■ Aim of the exercise: Where the string "this" occurs in the material below, report the whole line.

Data entries:
──────────

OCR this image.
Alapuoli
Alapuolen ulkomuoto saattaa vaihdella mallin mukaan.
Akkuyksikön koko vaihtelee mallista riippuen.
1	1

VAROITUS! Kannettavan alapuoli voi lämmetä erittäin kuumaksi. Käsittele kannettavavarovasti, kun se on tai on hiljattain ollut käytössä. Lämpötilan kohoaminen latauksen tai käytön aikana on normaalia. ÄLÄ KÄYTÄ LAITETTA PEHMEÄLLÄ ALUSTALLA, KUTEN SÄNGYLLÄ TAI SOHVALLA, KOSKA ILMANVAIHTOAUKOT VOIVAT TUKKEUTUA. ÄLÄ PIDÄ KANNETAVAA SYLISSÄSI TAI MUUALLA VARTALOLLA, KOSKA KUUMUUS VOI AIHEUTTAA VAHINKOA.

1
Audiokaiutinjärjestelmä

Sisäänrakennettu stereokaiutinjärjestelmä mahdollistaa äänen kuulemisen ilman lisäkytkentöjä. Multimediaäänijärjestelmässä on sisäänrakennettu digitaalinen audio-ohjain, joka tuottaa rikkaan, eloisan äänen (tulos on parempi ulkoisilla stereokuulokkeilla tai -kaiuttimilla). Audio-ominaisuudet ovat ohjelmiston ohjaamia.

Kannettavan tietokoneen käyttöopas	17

──────────

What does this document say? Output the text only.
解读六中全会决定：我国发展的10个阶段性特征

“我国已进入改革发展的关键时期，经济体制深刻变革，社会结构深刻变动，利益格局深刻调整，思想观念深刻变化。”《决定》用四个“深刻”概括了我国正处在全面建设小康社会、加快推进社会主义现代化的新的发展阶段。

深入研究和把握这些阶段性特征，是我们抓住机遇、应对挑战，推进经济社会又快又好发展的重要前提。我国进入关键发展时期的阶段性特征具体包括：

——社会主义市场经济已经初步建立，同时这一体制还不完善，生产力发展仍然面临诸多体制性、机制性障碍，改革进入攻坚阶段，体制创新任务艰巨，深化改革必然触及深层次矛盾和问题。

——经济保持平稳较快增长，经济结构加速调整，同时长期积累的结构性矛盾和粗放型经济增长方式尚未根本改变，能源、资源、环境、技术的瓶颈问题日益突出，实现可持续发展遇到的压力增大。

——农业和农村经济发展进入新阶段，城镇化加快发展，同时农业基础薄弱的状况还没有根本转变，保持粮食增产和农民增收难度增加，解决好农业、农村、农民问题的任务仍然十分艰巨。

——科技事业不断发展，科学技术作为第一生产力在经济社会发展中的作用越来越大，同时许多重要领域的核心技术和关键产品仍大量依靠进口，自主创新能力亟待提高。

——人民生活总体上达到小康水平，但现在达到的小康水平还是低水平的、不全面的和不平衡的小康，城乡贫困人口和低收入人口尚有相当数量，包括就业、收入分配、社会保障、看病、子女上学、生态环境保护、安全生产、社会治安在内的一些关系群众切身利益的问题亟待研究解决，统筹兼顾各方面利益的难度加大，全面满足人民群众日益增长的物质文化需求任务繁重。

──────────

■ Solved exercise:
OCR this image.
What does this document say? Output the text only.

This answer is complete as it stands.